EXERCISE DETAILS> Rewrite the lines from the first one through the line with "ytick-label: 6 (42, 157, 47, 168)", changing "data-marker" to "marker" and leaving everything else as it is.

**** EXCERPTED DATA

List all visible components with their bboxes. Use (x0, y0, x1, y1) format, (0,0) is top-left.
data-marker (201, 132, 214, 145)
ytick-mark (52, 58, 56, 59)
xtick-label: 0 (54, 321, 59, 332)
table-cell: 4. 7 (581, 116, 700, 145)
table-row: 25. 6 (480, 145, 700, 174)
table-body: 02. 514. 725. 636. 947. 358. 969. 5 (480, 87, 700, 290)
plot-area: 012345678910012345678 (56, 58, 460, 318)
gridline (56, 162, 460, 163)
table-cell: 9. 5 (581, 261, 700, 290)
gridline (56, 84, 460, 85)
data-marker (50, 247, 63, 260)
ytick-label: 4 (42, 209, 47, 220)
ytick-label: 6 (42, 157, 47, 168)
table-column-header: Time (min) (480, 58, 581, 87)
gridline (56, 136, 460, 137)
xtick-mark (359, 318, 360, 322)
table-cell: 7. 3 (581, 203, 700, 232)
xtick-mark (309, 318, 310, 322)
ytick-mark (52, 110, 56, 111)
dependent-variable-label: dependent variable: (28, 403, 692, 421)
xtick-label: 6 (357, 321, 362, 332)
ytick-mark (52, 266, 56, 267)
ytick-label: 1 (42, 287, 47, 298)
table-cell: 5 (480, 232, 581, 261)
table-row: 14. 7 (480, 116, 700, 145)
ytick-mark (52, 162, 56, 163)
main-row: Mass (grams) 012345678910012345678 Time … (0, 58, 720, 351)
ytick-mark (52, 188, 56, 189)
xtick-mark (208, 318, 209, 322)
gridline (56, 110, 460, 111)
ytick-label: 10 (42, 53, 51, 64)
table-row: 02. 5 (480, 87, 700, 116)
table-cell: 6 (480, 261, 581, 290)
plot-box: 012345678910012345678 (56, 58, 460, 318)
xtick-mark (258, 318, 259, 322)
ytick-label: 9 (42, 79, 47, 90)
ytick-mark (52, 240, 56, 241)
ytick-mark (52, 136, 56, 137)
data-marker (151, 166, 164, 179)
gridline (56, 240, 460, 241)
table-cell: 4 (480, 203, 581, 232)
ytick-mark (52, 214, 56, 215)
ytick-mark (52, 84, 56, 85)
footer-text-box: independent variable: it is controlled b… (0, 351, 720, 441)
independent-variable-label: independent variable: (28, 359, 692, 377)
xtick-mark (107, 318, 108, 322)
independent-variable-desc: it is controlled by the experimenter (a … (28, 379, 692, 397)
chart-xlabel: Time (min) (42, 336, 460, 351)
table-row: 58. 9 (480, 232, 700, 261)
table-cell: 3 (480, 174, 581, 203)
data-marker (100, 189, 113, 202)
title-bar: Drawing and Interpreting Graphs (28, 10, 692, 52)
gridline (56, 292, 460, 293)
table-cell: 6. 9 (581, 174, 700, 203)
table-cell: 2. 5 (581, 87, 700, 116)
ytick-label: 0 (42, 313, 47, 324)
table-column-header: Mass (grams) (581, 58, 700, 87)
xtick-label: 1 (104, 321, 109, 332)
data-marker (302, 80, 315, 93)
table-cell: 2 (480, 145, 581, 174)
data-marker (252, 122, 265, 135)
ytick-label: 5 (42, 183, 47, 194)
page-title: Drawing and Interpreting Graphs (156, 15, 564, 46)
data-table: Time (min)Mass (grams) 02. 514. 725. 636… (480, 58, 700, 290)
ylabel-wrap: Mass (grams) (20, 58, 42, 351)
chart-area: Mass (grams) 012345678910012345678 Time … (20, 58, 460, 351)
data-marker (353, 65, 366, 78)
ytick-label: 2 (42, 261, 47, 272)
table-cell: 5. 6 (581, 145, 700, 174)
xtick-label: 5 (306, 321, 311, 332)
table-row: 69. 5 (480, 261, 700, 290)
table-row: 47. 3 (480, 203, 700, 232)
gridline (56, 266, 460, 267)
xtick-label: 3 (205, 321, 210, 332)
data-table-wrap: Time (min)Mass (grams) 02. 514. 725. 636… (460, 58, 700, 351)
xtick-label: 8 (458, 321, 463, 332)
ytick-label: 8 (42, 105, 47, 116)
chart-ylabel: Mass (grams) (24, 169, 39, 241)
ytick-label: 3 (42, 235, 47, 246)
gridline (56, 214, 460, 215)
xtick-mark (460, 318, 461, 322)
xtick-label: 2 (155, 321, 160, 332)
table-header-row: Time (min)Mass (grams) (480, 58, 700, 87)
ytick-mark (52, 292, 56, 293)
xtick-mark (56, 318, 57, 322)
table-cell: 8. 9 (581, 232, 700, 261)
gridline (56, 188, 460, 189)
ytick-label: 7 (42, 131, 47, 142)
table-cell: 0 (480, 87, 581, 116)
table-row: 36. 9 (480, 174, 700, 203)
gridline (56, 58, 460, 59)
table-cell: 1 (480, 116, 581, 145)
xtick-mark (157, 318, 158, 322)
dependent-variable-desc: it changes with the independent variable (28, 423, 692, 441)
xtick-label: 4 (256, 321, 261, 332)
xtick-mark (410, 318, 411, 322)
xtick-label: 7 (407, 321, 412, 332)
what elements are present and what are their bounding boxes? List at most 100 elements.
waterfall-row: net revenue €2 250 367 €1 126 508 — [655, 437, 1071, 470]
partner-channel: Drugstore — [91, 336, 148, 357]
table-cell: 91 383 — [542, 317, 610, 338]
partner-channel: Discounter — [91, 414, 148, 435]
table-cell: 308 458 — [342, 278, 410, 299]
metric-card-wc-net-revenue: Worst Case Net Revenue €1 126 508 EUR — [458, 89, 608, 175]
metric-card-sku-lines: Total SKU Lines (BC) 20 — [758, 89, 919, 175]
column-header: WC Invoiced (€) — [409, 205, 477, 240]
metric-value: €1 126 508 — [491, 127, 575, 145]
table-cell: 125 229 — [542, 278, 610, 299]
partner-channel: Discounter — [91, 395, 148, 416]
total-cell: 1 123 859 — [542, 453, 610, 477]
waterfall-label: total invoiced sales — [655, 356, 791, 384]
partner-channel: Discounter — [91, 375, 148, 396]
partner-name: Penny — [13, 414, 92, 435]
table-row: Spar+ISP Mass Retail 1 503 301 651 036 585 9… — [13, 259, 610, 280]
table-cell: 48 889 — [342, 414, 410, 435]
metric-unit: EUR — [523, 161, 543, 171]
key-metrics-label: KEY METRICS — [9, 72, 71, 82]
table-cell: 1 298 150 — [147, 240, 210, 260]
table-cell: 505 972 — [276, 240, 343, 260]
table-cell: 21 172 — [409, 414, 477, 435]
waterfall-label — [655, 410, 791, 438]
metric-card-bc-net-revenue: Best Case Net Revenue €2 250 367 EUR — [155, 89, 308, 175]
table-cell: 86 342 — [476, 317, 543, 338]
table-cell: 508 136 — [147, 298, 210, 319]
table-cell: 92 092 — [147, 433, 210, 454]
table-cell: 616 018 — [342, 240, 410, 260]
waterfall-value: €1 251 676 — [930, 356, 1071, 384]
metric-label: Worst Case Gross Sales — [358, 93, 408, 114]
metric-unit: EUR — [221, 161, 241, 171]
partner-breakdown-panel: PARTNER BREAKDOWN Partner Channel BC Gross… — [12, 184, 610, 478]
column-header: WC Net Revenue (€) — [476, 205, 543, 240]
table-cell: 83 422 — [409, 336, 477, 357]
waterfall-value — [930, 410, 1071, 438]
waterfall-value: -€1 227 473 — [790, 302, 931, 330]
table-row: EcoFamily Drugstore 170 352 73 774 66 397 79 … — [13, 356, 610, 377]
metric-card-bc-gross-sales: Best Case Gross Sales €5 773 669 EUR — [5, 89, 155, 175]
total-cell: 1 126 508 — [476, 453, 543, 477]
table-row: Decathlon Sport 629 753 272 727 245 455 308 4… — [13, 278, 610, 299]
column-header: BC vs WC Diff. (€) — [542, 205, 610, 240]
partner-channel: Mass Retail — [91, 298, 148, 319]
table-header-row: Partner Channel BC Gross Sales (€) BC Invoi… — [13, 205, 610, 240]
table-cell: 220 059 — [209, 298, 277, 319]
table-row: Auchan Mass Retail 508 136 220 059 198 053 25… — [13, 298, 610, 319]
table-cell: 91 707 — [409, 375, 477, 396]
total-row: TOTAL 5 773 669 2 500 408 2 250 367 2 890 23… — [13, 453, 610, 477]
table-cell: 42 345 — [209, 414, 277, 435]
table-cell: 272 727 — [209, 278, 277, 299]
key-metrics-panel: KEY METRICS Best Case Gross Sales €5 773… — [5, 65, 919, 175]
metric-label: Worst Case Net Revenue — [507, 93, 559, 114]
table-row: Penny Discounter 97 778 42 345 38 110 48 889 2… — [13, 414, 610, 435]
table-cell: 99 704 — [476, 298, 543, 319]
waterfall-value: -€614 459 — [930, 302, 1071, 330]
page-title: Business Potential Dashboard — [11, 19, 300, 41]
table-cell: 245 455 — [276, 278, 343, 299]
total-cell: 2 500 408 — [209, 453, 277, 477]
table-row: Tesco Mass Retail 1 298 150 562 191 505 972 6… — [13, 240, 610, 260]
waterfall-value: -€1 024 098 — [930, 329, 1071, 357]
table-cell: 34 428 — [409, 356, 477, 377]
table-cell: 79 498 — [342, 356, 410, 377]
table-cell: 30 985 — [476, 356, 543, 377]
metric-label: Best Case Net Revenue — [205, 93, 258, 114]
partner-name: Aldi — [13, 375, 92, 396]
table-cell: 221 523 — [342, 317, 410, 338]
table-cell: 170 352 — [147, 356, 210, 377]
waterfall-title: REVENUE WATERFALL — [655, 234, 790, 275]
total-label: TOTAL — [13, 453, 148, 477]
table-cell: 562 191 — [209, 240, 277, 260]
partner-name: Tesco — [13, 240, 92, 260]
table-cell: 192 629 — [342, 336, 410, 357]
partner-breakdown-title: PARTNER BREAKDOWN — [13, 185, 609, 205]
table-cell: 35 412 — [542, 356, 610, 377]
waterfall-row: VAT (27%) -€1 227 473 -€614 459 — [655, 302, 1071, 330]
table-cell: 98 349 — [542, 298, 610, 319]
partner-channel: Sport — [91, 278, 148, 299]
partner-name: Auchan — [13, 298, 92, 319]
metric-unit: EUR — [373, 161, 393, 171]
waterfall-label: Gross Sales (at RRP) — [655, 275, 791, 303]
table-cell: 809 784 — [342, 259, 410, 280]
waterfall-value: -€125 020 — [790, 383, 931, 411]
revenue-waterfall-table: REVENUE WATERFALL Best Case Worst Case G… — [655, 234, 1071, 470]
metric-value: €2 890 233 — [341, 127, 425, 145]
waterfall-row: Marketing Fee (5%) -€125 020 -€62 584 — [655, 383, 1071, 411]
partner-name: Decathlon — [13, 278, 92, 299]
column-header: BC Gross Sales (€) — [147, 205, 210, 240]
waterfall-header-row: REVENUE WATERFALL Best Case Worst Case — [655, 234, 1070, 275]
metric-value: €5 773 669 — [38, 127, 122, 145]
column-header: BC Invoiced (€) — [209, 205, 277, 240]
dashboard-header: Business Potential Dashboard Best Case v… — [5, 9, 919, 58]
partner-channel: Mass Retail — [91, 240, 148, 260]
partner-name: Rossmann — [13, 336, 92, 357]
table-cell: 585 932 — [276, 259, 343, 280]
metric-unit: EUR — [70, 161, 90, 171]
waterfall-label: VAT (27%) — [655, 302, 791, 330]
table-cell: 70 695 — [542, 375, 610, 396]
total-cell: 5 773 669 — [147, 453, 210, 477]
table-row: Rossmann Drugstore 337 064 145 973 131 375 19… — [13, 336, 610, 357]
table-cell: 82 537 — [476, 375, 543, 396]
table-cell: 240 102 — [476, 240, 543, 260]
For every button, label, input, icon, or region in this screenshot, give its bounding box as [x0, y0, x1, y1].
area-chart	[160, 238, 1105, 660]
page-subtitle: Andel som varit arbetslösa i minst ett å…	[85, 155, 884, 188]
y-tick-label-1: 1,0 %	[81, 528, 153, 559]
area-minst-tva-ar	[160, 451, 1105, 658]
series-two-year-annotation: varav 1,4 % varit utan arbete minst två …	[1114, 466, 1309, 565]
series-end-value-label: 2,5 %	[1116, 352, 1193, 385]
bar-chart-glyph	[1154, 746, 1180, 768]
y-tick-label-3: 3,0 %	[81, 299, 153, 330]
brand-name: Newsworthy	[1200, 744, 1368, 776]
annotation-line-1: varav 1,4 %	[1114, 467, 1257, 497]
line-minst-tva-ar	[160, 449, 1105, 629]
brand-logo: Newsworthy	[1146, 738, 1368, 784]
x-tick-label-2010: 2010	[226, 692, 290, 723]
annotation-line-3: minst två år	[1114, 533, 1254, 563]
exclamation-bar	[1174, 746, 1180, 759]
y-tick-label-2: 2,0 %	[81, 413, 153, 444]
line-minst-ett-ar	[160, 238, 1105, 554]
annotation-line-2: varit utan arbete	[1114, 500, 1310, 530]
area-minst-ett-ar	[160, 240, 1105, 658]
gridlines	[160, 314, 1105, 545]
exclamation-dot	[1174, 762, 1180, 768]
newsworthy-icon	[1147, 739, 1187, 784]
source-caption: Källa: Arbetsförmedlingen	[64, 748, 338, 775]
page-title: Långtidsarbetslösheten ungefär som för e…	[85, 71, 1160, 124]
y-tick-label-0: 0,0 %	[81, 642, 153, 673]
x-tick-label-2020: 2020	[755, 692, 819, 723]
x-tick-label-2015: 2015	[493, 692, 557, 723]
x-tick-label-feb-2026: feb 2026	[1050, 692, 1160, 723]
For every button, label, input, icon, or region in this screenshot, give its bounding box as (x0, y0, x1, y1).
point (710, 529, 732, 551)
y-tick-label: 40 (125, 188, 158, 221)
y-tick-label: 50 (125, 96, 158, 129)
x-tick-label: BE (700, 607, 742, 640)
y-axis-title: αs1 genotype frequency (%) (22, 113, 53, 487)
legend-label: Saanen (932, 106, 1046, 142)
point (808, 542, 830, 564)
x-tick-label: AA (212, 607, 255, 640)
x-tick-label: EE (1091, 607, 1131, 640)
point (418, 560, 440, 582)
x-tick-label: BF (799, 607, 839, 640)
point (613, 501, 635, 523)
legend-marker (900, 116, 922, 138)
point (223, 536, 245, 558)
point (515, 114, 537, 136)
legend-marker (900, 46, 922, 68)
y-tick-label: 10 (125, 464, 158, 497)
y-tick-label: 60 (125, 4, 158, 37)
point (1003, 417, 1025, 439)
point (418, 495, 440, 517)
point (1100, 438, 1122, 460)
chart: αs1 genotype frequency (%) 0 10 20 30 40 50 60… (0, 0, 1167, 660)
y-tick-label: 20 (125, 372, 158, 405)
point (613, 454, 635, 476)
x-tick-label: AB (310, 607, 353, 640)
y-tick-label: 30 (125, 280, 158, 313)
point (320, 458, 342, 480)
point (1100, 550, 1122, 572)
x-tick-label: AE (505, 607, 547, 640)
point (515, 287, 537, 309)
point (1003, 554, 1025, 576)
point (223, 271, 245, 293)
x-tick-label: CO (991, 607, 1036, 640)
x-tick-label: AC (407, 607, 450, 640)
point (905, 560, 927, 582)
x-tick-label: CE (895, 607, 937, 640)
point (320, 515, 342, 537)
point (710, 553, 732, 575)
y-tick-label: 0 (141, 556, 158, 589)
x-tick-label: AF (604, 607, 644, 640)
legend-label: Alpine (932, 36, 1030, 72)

********

RESPONSE>
List all visible components with their bboxes. Use (x0, y0, x1, y1) format, (0,0) is top-left.
marker (201, 132, 214, 145)
ytick-mark (52, 58, 56, 59)
xtick-label: 0 (54, 321, 59, 332)
table-cell: 4. 7 (581, 116, 700, 145)
table-row: 25. 6 (480, 145, 700, 174)
table-body: 02. 514. 725. 636. 947. 358. 969. 5 (480, 87, 700, 290)
plot-area: 012345678910012345678 (56, 58, 460, 318)
gridline (56, 162, 460, 163)
table-cell: 9. 5 (581, 261, 700, 290)
gridline (56, 84, 460, 85)
marker (50, 247, 63, 260)
ytick-label: 4 (42, 209, 47, 220)
ytick-label: 6 (42, 157, 47, 168)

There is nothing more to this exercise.